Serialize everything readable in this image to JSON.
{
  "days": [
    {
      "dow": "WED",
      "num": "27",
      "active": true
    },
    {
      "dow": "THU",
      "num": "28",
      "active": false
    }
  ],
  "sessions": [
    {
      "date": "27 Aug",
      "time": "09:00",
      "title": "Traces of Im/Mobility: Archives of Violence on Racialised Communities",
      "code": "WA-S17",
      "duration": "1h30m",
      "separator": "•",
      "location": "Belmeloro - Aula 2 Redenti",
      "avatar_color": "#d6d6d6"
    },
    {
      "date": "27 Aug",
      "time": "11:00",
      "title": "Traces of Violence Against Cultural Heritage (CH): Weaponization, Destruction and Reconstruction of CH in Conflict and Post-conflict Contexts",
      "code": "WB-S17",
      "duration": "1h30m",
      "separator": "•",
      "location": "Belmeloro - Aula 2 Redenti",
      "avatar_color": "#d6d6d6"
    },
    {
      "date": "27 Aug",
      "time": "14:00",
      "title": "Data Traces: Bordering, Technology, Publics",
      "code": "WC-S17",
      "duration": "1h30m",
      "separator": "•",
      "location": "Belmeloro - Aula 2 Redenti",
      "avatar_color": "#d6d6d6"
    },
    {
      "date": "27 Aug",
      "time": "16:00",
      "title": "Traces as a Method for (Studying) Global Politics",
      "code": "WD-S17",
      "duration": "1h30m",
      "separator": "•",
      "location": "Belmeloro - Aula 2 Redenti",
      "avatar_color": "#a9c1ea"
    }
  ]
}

▶ _Task description_
Return the listing above word for word.

▶ _Full response_
Serialize everything readable in this image to JSON.
{
  "days": [
    {
      "dow": "WED",
      "num": "27",
      "active": true
    },
    {
      "dow": "THU",
      "num": "28",
      "active": false
    }
  ],
  "sessions": [
    {
      "date": "27 Aug",
      "time": "09:00",
      "title": "Traces of Im/Mobility: Archives of Violence on Racialised Communities",
      "code": "WA-S17",
      "duration": "1h30m",
      "separator": "•",
      "location": "Belmeloro - Aula 2 Redenti",
      "avatar_color": "#d6d6d6"
    },
    {
      "date": "27 Aug",
      "time": "11:00",
      "title": "Traces of Violence Against Cultural Heritage (CH): Weaponization, Destruction and Reconstruction of CH in Conflict and Post-conflict Contexts",
      "code": "WB-S17",
      "duration": "1h30m",
      "separator": "•",
      "location": "Belmeloro - Aula 2 Redenti",
      "avatar_color": "#d6d6d6"
    },
    {
      "date": "27 Aug",
      "time": "14:00",
      "title": "Data Traces: Bordering, Technology, Publics",
      "code": "WC-S17",
      "duration": "1h30m",
      "separator": "•",
      "location": "Belmeloro - Aula 2 Redenti",
      "avatar_color": "#d6d6d6"
    },
    {
      "date": "27 Aug",
      "time": "16:00",
      "title": "Traces as a Method for (Studying) Global Politics",
      "code": "WD-S17",
      "duration": "1h30m",
      "separator": "•",
      "location": "Belmeloro - Aula 2 Redenti",
      "avatar_color": "#a9c1ea"
    }
  ]
}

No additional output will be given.